→ What to produce: In the material below, identify each line bearing the word "fill". Reproduce those lines.

[Raw records]
===============

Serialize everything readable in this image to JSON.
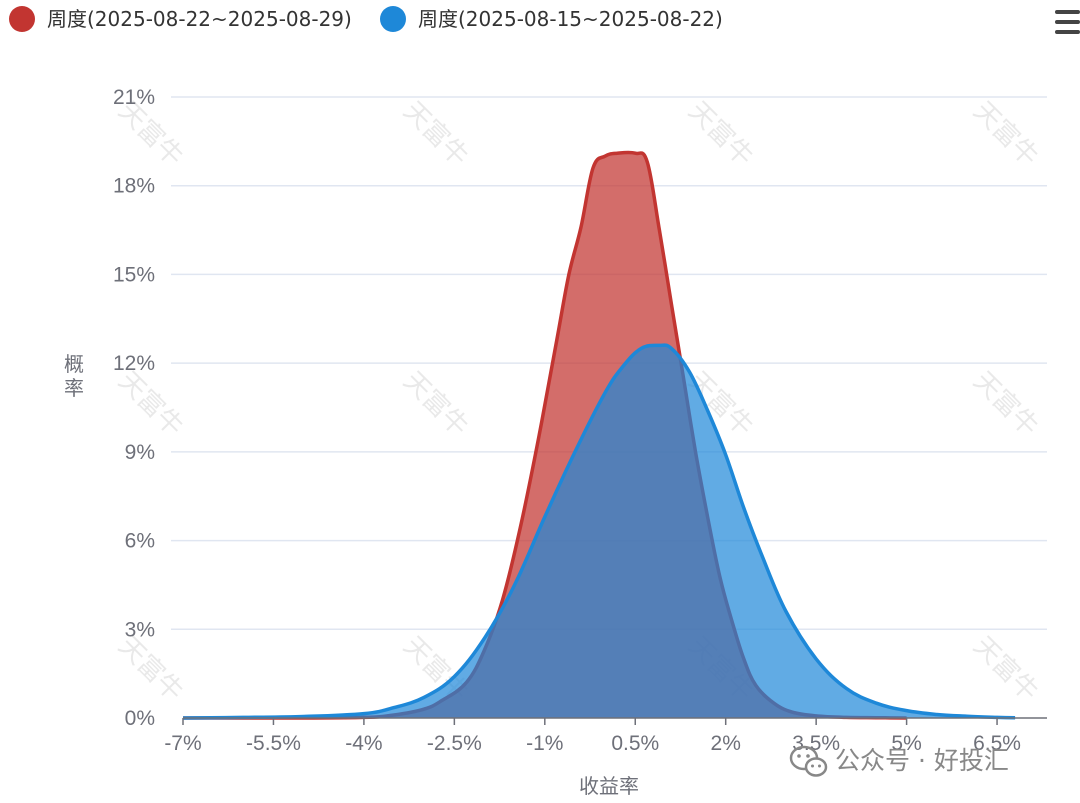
{
  "chart_data": {
    "type": "area",
    "title": "",
    "xlabel": "收益率",
    "ylabel": "概率",
    "x_tick_labels": [
      "-7%",
      "-5.5%",
      "-4%",
      "-2.5%",
      "-1%",
      "0.5%",
      "2%",
      "3.5%",
      "5%",
      "6.5%"
    ],
    "y_tick_labels": [
      "0%",
      "3%",
      "6%",
      "9%",
      "12%",
      "15%",
      "18%",
      "21%"
    ],
    "xlim": [
      -7.0,
      7.0
    ],
    "ylim": [
      0,
      21
    ],
    "grid": true,
    "legend_position": "top-left",
    "series": [
      {
        "name": "周度(2025-08-22~2025-08-29)",
        "color": "#c23531",
        "fill": "rgba(194,53,49,0.72)",
        "x": [
          -7.0,
          -6.0,
          -5.0,
          -4.0,
          -3.5,
          -3.0,
          -2.7,
          -2.3,
          -2.0,
          -1.7,
          -1.4,
          -1.1,
          -0.8,
          -0.6,
          -0.4,
          -0.2,
          0.0,
          0.2,
          0.5,
          0.7,
          0.9,
          1.1,
          1.3,
          1.5,
          1.7,
          1.9,
          2.1,
          2.3,
          2.5,
          2.8,
          3.1,
          3.5,
          4.0,
          4.5,
          5.0
        ],
        "y": [
          0,
          0,
          0,
          0.02,
          0.1,
          0.3,
          0.6,
          1.2,
          2.3,
          4.0,
          6.5,
          9.5,
          12.8,
          15.0,
          16.6,
          18.6,
          19.0,
          19.1,
          19.1,
          18.8,
          16.5,
          14.0,
          11.5,
          9.0,
          6.8,
          4.8,
          3.3,
          2.0,
          1.1,
          0.5,
          0.2,
          0.07,
          0.02,
          0.01,
          0
        ]
      },
      {
        "name": "周度(2025-08-15~2025-08-22)",
        "color": "#1e88d8",
        "fill": "rgba(30,136,216,0.70)",
        "x": [
          -7.0,
          -6.0,
          -5.0,
          -4.0,
          -3.5,
          -3.0,
          -2.5,
          -2.0,
          -1.5,
          -1.0,
          -0.5,
          0.0,
          0.3,
          0.6,
          0.9,
          1.1,
          1.4,
          1.7,
          2.0,
          2.3,
          2.6,
          3.0,
          3.5,
          4.0,
          4.5,
          5.0,
          5.5,
          6.0,
          6.5,
          6.8
        ],
        "y": [
          0,
          0.02,
          0.05,
          0.15,
          0.35,
          0.7,
          1.4,
          2.7,
          4.5,
          6.8,
          9.0,
          11.0,
          11.9,
          12.5,
          12.6,
          12.5,
          11.7,
          10.4,
          8.9,
          7.1,
          5.5,
          3.6,
          2.0,
          1.0,
          0.5,
          0.25,
          0.12,
          0.06,
          0.02,
          0.01
        ]
      }
    ]
  },
  "watermark": "天富牛",
  "footer_brand": {
    "icon": "wechat-icon",
    "text": "公众号 · 好投汇"
  },
  "menu": {
    "icon": "hamburger-menu-icon"
  }
}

===============

→ Answer to this problem:
        "fill": "rgba(194,53,49,0.72)",
        "fill": "rgba(30,136,216,0.70)",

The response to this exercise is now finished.